··· Materials provided
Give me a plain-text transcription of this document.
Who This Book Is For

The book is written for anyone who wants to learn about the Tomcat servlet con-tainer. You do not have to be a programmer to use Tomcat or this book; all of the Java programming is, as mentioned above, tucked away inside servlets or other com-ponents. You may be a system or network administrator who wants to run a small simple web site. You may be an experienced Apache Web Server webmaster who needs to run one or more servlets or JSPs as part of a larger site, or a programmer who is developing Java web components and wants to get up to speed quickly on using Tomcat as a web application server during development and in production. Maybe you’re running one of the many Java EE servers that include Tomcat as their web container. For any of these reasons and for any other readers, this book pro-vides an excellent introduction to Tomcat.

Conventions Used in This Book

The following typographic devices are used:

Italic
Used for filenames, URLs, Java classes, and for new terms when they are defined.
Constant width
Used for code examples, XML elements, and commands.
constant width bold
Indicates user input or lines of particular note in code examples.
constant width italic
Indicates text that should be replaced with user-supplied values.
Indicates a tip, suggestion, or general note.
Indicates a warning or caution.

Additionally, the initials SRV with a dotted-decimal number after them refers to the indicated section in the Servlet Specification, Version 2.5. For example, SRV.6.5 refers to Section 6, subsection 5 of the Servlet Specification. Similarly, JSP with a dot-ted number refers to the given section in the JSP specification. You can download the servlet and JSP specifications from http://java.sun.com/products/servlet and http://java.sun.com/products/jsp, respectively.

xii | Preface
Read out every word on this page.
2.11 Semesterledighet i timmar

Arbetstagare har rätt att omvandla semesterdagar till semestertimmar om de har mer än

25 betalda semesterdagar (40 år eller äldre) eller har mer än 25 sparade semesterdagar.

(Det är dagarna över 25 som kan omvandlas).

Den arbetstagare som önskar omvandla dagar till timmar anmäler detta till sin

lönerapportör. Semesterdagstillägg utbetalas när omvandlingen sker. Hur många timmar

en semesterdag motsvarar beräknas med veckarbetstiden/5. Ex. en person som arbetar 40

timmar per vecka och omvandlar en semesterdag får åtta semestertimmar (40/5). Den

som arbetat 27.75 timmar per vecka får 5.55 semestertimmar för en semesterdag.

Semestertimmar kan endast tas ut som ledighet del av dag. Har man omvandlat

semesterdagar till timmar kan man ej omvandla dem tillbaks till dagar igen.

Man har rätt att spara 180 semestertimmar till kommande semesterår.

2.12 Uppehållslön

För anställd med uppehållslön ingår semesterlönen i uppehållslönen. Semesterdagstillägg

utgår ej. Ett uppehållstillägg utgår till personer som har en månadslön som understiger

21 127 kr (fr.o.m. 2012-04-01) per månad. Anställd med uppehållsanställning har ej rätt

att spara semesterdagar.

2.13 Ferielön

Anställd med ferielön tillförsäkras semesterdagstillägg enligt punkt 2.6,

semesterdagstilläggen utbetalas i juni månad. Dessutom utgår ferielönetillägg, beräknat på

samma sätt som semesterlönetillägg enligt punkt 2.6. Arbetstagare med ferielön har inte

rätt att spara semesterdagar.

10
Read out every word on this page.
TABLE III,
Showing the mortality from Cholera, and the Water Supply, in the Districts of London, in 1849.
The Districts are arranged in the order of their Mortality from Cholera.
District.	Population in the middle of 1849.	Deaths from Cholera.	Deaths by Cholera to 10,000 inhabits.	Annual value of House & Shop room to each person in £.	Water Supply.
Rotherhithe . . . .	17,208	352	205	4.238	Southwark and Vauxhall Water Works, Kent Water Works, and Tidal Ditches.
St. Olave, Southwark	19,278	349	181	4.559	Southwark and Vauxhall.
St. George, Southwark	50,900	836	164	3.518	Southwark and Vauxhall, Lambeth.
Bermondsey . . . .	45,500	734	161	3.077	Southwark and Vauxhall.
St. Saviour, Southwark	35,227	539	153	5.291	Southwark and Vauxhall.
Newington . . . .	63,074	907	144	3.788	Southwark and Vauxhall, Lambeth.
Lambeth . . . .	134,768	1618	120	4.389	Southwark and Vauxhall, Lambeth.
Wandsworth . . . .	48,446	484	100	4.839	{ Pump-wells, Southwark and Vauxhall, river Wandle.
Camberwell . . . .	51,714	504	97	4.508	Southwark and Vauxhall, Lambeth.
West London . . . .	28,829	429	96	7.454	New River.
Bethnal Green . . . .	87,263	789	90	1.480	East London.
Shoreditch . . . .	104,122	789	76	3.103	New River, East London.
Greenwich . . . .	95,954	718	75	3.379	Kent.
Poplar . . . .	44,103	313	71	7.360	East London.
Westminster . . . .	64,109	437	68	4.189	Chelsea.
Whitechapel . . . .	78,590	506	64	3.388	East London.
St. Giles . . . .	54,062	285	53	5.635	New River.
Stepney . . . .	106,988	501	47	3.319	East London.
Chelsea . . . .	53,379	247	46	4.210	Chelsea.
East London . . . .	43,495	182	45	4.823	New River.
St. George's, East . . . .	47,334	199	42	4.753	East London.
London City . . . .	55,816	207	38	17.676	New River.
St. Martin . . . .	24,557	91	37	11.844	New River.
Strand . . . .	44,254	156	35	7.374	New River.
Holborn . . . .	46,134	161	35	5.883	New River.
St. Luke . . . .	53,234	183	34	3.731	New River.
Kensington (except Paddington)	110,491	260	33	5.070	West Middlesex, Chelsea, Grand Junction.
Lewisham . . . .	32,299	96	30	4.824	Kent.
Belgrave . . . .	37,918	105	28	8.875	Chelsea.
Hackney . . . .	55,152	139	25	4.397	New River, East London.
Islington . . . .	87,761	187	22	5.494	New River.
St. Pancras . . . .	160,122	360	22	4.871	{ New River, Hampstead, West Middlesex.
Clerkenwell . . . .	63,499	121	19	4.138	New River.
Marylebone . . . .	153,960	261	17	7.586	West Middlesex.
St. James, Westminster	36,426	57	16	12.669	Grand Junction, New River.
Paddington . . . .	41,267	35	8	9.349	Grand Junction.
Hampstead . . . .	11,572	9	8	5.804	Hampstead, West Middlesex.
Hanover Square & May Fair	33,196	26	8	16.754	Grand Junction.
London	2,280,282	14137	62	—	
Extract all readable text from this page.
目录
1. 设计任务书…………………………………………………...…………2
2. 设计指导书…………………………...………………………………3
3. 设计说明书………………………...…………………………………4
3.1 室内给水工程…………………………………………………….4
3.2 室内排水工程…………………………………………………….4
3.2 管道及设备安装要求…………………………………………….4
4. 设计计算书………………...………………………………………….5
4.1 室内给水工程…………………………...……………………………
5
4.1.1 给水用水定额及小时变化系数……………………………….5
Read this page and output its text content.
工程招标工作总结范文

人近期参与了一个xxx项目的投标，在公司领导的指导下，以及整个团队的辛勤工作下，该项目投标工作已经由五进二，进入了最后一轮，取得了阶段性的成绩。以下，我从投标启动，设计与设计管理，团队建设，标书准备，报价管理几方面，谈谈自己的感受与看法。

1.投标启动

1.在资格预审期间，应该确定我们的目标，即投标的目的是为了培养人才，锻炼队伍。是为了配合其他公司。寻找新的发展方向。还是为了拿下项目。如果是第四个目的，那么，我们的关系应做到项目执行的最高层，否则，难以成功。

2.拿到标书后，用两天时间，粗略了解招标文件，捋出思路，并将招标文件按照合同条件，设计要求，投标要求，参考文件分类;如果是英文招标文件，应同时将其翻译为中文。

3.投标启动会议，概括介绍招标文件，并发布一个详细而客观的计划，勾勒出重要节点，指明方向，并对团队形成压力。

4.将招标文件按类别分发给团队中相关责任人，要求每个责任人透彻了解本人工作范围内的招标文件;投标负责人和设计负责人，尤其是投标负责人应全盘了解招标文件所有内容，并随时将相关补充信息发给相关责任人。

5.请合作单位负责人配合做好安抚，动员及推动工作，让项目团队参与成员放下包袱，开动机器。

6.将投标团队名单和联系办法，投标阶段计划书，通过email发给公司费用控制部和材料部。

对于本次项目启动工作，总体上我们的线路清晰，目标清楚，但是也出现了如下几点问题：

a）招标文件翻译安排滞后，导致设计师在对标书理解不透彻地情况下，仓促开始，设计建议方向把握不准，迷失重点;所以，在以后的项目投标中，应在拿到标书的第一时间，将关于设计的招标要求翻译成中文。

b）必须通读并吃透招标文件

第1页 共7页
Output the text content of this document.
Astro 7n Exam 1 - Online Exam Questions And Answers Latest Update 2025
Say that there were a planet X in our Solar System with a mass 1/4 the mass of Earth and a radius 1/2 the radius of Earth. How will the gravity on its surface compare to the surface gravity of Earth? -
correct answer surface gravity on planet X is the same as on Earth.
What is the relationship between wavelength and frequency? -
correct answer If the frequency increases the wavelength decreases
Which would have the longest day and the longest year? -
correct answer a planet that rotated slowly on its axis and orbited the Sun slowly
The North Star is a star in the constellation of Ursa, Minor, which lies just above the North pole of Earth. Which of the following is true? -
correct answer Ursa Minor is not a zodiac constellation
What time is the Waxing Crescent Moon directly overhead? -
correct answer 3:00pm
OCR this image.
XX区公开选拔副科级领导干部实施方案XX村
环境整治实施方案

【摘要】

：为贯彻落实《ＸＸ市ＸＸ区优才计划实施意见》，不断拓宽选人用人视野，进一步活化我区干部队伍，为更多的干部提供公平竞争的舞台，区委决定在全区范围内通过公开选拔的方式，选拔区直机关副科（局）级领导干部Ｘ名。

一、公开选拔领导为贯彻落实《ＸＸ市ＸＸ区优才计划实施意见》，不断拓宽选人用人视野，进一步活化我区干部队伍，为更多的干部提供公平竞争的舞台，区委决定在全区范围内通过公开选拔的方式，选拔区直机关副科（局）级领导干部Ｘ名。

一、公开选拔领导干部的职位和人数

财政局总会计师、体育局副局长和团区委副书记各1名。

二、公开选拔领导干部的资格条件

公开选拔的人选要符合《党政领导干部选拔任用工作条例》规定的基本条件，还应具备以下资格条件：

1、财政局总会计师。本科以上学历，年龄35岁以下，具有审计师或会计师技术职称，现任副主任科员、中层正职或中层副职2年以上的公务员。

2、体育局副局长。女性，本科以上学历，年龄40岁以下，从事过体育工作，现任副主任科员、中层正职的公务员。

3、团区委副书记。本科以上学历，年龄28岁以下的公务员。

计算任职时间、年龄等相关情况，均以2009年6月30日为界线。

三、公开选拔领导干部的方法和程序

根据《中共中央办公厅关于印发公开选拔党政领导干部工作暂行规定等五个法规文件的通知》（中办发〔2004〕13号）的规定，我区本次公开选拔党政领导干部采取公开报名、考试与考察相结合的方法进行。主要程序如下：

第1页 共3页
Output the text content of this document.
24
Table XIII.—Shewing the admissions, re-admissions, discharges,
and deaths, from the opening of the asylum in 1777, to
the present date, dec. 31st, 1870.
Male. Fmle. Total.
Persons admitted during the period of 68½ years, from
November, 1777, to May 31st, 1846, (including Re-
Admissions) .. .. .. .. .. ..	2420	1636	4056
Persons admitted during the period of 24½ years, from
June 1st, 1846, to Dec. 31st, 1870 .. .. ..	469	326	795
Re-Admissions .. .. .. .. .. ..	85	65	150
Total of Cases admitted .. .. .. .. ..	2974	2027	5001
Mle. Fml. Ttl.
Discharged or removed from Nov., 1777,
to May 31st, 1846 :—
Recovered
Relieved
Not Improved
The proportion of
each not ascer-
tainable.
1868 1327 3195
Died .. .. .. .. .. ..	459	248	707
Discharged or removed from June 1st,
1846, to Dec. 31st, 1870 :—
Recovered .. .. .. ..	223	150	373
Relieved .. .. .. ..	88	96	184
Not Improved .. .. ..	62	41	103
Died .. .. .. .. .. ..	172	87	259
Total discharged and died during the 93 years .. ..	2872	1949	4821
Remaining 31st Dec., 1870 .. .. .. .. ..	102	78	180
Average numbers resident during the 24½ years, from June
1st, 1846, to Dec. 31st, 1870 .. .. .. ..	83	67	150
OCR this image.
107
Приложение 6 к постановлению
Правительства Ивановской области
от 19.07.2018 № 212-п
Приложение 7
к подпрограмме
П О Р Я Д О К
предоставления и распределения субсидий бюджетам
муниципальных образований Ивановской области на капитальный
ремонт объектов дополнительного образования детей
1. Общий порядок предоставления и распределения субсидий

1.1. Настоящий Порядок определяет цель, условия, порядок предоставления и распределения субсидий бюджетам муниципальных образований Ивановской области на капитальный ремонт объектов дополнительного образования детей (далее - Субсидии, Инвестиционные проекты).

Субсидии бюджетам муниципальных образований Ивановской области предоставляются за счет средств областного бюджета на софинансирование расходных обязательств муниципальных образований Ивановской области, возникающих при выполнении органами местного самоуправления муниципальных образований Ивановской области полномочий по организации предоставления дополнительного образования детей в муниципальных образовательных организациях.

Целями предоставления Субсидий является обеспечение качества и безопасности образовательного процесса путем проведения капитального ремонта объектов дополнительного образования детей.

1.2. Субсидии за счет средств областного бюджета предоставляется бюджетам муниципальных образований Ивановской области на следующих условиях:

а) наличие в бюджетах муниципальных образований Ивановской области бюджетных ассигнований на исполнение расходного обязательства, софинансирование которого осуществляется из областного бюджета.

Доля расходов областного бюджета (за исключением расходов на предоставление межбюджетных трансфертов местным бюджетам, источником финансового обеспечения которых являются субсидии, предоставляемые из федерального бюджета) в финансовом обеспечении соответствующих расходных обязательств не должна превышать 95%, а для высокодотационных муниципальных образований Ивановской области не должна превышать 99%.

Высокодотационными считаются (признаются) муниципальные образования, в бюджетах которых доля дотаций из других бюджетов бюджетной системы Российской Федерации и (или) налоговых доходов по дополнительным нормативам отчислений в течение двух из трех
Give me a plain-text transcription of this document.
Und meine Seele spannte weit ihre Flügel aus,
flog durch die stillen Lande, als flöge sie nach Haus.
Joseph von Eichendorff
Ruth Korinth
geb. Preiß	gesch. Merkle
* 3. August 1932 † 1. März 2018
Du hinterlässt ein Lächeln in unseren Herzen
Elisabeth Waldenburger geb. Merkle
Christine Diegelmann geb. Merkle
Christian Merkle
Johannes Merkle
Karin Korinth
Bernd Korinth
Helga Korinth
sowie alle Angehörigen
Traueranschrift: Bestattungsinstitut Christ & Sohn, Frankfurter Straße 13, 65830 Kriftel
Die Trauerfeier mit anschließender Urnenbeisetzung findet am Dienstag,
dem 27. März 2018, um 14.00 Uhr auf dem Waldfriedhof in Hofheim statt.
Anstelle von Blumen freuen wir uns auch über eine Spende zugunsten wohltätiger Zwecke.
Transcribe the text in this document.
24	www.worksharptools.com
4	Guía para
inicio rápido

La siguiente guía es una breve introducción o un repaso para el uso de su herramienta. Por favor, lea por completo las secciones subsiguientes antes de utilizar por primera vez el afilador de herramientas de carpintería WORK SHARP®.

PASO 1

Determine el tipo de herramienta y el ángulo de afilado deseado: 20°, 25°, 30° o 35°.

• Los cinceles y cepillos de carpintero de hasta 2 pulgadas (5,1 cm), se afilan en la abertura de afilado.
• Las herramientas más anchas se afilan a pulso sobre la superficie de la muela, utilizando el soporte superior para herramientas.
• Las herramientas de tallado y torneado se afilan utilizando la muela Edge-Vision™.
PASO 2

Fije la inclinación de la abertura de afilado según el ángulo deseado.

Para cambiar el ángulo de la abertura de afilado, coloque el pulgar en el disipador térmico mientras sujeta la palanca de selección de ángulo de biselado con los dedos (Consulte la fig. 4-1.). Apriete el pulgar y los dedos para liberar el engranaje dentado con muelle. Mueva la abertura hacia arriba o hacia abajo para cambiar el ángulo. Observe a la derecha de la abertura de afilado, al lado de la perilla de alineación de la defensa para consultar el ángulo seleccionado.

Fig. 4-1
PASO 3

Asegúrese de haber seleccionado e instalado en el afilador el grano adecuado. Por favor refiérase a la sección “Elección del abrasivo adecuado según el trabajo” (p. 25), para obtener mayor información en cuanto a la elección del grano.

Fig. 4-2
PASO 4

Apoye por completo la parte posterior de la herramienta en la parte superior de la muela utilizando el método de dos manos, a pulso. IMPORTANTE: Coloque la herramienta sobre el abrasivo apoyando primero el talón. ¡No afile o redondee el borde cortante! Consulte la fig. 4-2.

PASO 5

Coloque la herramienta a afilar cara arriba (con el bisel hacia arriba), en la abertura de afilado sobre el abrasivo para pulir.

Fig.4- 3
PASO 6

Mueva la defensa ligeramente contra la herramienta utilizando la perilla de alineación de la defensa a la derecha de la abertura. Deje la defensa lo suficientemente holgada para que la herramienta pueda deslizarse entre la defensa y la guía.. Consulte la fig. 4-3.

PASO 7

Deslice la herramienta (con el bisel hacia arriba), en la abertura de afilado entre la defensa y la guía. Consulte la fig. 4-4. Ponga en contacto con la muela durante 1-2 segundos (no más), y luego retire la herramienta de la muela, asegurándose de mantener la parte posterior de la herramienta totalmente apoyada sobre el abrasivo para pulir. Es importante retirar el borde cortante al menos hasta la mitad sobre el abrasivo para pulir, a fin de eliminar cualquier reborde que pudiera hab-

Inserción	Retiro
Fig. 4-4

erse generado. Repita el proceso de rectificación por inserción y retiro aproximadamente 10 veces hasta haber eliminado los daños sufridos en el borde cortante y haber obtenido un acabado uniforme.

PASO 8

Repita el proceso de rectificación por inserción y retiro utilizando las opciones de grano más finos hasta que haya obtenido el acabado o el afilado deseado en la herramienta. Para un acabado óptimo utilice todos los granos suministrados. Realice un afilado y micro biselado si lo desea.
······
Each line in the entries above that includes the string "What" should be extracted.

What is the relationship between wavelength and frequency? -
What time is the Waxing Crescent Moon directly overhead? -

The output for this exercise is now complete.